§ **REQUIRED WORK**: Repeat the listing below word for word, leaving out any pictures.

§ **DATA PROVIDED**:

******

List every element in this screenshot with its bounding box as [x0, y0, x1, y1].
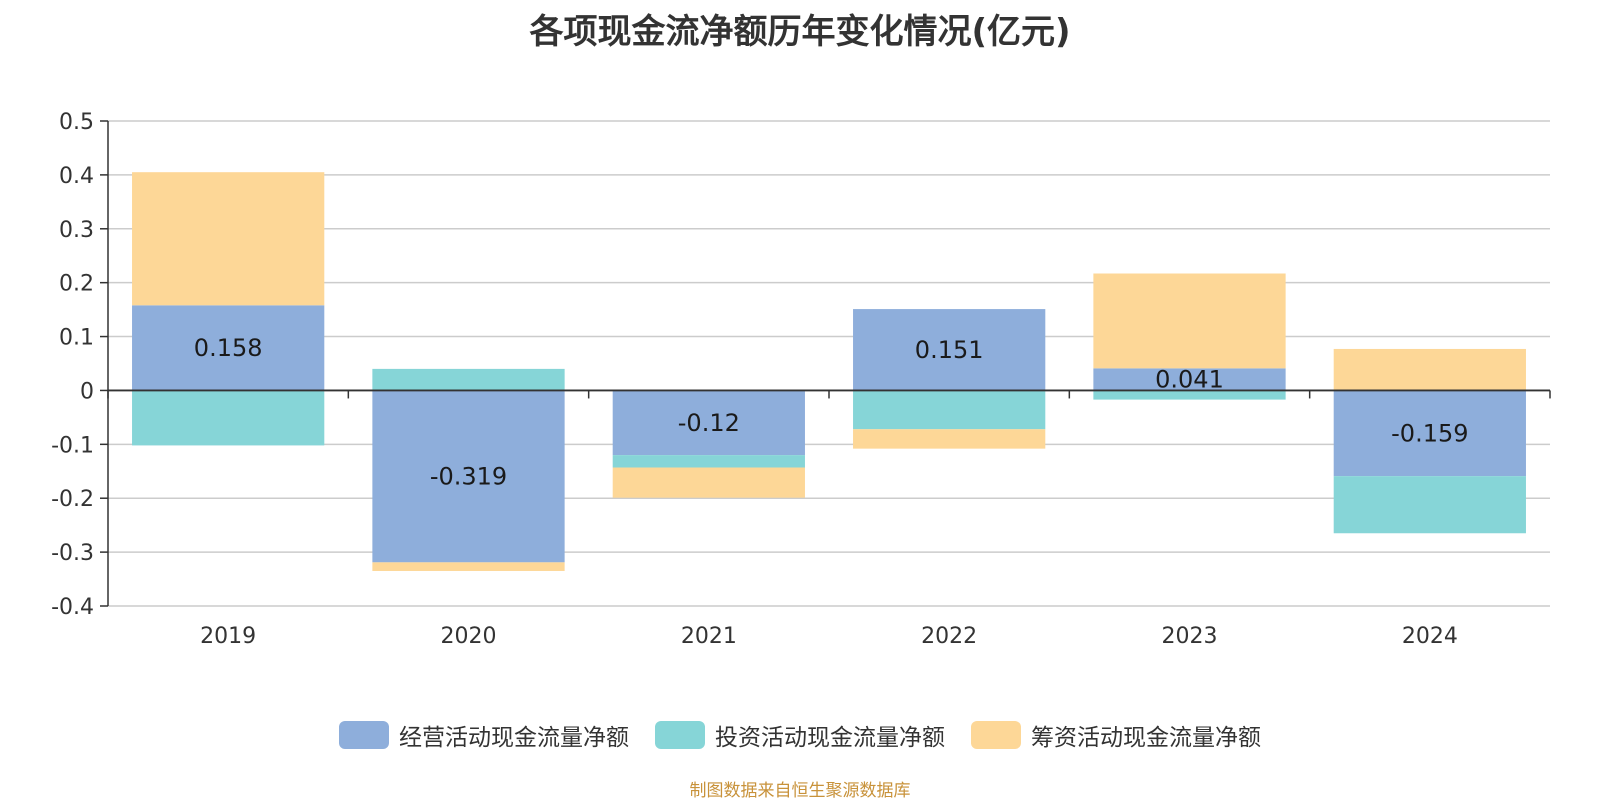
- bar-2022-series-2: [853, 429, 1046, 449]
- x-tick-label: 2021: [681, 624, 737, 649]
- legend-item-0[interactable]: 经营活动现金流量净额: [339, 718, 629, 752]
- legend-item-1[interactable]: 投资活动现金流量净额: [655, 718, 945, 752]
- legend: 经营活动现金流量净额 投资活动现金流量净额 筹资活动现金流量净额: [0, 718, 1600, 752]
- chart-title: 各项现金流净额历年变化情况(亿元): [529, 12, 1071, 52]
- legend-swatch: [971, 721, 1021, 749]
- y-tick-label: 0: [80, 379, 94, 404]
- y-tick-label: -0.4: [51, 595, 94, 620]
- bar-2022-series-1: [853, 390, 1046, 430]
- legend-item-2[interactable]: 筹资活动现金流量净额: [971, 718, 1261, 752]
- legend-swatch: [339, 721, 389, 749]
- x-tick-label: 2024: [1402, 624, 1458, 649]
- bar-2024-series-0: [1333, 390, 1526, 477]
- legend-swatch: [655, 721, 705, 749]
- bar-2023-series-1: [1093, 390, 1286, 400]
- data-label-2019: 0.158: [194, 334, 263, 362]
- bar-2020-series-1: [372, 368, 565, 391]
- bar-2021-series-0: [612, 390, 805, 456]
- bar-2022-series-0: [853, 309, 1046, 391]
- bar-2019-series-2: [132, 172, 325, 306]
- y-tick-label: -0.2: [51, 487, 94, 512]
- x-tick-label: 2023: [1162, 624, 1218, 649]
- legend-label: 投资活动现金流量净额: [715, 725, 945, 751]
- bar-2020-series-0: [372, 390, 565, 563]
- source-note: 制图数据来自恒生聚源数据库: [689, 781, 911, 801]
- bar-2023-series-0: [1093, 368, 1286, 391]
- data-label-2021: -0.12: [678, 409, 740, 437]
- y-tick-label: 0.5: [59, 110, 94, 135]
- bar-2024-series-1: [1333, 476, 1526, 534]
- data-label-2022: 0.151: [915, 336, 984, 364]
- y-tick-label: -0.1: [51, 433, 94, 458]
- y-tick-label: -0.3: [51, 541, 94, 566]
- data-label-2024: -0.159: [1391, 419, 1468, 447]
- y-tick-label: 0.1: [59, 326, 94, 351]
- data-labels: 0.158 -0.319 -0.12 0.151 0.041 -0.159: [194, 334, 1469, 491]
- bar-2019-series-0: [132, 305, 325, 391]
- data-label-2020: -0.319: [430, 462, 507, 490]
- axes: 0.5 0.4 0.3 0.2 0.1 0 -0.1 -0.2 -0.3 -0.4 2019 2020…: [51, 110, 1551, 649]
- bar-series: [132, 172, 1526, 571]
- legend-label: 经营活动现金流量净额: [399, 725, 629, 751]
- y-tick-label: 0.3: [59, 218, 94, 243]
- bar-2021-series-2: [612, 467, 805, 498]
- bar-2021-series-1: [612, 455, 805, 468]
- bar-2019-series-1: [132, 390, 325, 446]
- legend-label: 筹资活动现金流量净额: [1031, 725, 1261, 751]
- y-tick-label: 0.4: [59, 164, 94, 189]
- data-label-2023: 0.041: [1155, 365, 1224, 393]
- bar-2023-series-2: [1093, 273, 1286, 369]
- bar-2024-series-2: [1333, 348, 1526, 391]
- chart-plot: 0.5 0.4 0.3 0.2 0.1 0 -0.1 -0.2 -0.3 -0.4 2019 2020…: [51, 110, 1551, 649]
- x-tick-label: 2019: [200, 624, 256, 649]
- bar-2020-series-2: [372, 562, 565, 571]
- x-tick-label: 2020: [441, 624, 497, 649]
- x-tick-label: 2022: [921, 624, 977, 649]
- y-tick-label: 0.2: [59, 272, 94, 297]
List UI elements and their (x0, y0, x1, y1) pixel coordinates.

******

§ **ANSWER TO THE PROBLEM**:
List every element in this screenshot with its bounding box as [x0, y0, x1, y1].
- bar-2022-series-2: [853, 429, 1046, 449]
- x-tick-label: 2021: [681, 624, 737, 649]
- legend-item-0[interactable]: 经营活动现金流量净额: [339, 718, 629, 752]
- legend-item-1[interactable]: 投资活动现金流量净额: [655, 718, 945, 752]
- legend: 经营活动现金流量净额 投资活动现金流量净额 筹资活动现金流量净额: [0, 718, 1600, 752]
- chart-title: 各项现金流净额历年变化情况(亿元): [529, 12, 1071, 52]
- legend-swatch: [971, 721, 1021, 749]
- y-tick-label: 0: [80, 379, 94, 404]
- y-tick-label: -0.4: [51, 595, 94, 620]
- bar-2022-series-1: [853, 390, 1046, 430]
- legend-item-2[interactable]: 筹资活动现金流量净额: [971, 718, 1261, 752]
- legend-swatch: [339, 721, 389, 749]
- x-tick-label: 2024: [1402, 624, 1458, 649]
- bar-2024-series-0: [1333, 390, 1526, 477]
- legend-swatch: [655, 721, 705, 749]
- bar-2023-series-1: [1093, 390, 1286, 400]
- data-label-2019: 0.158: [194, 334, 263, 362]
- bar-2020-series-1: [372, 368, 565, 391]
- bar-2021-series-0: [612, 390, 805, 456]
- bar-2022-series-0: [853, 309, 1046, 391]
- bar-2019-series-2: [132, 172, 325, 306]
- y-tick-label: -0.2: [51, 487, 94, 512]
- x-tick-label: 2023: [1162, 624, 1218, 649]
- legend-label: 投资活动现金流量净额: [715, 725, 945, 751]
- bar-2020-series-0: [372, 390, 565, 563]
- source-note: 制图数据来自恒生聚源数据库: [689, 781, 911, 801]
- bar-2023-series-0: [1093, 368, 1286, 391]
- data-label-2021: -0.12: [678, 409, 740, 437]
- y-tick-label: 0.5: [59, 110, 94, 135]
- bar-2024-series-1: [1333, 476, 1526, 534]
- data-label-2022: 0.151: [915, 336, 984, 364]
- y-tick-label: -0.1: [51, 433, 94, 458]
- y-tick-label: -0.3: [51, 541, 94, 566]
- data-label-2024: -0.159: [1391, 419, 1468, 447]
- y-tick-label: 0.1: [59, 326, 94, 351]
- data-labels: 0.158 -0.319 -0.12 0.151 0.041 -0.159: [194, 334, 1469, 491]
- bar-2019-series-0: [132, 305, 325, 391]
- data-label-2020: -0.319: [430, 462, 507, 490]
- axes: 0.5 0.4 0.3 0.2 0.1 0 -0.1 -0.2 -0.3 -0.4 2019 2020…: [51, 110, 1551, 649]
- bar-series: [132, 172, 1526, 571]
- legend-label: 经营活动现金流量净额: [399, 725, 629, 751]
- y-tick-label: 0.3: [59, 218, 94, 243]
- bar-2021-series-2: [612, 467, 805, 498]
- bar-2021-series-1: [612, 455, 805, 468]
- bar-2019-series-1: [132, 390, 325, 446]
- legend-label: 筹资活动现金流量净额: [1031, 725, 1261, 751]
- y-tick-label: 0.4: [59, 164, 94, 189]
- data-label-2023: 0.041: [1155, 365, 1224, 393]
- bar-2023-series-2: [1093, 273, 1286, 369]
- bar-2024-series-2: [1333, 348, 1526, 391]
- chart-plot: 0.5 0.4 0.3 0.2 0.1 0 -0.1 -0.2 -0.3 -0.4 2019 2020…: [51, 110, 1551, 649]
- x-tick-label: 2019: [200, 624, 256, 649]
- bar-2020-series-2: [372, 562, 565, 571]
- x-tick-label: 2020: [441, 624, 497, 649]
- x-tick-label: 2022: [921, 624, 977, 649]
- y-tick-label: 0.2: [59, 272, 94, 297]
List UI elements and their (x0, y0, x1, y1) pixel coordinates.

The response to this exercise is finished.